# EXERCISE BRIEF:
Output every line of the entries from the line containing "What's the underlying" through the last, exactly, with no other content.

# INFORMATION PROVIDED:
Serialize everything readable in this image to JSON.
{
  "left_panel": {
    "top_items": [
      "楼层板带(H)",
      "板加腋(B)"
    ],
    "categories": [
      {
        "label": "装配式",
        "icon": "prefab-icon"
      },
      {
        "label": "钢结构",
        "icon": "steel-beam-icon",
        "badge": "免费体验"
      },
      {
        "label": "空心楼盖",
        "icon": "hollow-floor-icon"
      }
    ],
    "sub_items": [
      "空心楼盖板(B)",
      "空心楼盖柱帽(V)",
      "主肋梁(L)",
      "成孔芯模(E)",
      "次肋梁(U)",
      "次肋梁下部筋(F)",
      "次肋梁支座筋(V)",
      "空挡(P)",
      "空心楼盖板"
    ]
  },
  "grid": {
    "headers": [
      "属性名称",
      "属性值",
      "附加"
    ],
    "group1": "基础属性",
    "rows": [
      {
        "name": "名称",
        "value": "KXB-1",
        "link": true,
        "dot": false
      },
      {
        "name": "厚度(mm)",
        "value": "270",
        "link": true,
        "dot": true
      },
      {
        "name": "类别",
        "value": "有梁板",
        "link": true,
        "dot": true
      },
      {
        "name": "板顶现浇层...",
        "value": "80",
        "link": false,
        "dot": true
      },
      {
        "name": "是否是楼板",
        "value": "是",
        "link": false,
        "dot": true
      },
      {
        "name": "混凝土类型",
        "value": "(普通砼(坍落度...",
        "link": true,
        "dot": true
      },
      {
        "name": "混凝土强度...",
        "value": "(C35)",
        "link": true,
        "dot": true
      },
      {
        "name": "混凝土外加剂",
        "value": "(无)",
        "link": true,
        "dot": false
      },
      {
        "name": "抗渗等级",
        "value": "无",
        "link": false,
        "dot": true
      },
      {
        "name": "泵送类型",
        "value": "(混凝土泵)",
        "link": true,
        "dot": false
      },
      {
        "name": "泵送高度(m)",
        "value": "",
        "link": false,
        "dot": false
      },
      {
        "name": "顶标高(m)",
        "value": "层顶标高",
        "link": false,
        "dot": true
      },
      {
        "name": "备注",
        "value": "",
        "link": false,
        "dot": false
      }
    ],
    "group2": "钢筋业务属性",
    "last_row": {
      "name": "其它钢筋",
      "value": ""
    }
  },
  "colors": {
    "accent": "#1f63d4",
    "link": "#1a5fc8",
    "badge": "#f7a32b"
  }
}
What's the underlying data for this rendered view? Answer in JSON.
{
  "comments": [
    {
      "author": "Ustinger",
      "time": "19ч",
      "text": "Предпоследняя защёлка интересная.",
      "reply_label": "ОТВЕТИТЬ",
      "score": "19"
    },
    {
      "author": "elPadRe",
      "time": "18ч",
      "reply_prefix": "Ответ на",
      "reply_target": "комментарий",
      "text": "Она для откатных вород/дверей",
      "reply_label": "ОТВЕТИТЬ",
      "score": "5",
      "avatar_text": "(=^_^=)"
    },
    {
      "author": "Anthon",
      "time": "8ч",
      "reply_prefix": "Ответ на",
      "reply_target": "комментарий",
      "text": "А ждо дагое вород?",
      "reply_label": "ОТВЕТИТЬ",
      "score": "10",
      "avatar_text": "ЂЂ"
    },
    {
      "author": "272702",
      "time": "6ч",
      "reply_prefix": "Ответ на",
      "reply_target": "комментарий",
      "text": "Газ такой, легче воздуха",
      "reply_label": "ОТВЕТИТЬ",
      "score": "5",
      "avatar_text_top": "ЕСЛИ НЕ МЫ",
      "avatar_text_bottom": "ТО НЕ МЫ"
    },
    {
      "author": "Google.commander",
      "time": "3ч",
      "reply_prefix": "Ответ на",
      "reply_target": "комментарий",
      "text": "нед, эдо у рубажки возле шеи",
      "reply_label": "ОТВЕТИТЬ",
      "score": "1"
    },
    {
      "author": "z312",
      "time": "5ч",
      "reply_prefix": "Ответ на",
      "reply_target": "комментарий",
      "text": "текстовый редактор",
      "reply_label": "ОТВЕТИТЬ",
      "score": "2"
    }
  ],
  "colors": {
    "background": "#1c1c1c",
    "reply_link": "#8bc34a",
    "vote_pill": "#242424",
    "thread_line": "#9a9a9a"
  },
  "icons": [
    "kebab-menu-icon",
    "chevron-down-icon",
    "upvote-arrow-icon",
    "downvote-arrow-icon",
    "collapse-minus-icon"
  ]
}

# RESPONSE TO THE EXERCISE:
What's the underlying data for this rendered view? Answer in JSON.
{
  "comments": [
    {
      "author": "Ustinger",
      "time": "19ч",
      "text": "Предпоследняя защёлка интересная.",
      "reply_label": "ОТВЕТИТЬ",
      "score": "19"
    },
    {
      "author": "elPadRe",
      "time": "18ч",
      "reply_prefix": "Ответ на",
      "reply_target": "комментарий",
      "text": "Она для откатных вород/дверей",
      "reply_label": "ОТВЕТИТЬ",
      "score": "5",
      "avatar_text": "(=^_^=)"
    },
    {
      "author": "Anthon",
      "time": "8ч",
      "reply_prefix": "Ответ на",
      "reply_target": "комментарий",
      "text": "А ждо дагое вород?",
      "reply_label": "ОТВЕТИТЬ",
      "score": "10",
      "avatar_text": "ЂЂ"
    },
    {
      "author": "272702",
      "time": "6ч",
      "reply_prefix": "Ответ на",
      "reply_target": "комментарий",
      "text": "Газ такой, легче воздуха",
      "reply_label": "ОТВЕТИТЬ",
      "score": "5",
      "avatar_text_top": "ЕСЛИ НЕ МЫ",
      "avatar_text_bottom": "ТО НЕ МЫ"
    },
    {
      "author": "Google.commander",
      "time": "3ч",
      "reply_prefix": "Ответ на",
      "reply_target": "комментарий",
      "text": "нед, эдо у рубажки возле шеи",
      "reply_label": "ОТВЕТИТЬ",
      "score": "1"
    },
    {
      "author": "z312",
      "time": "5ч",
      "reply_prefix": "Ответ на",
      "reply_target": "комментарий",
      "text": "текстовый редактор",
      "reply_label": "ОТВЕТИТЬ",
      "score": "2"
    }
  ],
  "colors": {
    "background": "#1c1c1c",
    "reply_link": "#8bc34a",
    "vote_pill": "#242424",
    "thread_line": "#9a9a9a"
  },
  "icons": [
    "kebab-menu-icon",
    "chevron-down-icon",
    "upvote-arrow-icon",
    "downvote-arrow-icon",
    "collapse-minus-icon"
  ]
}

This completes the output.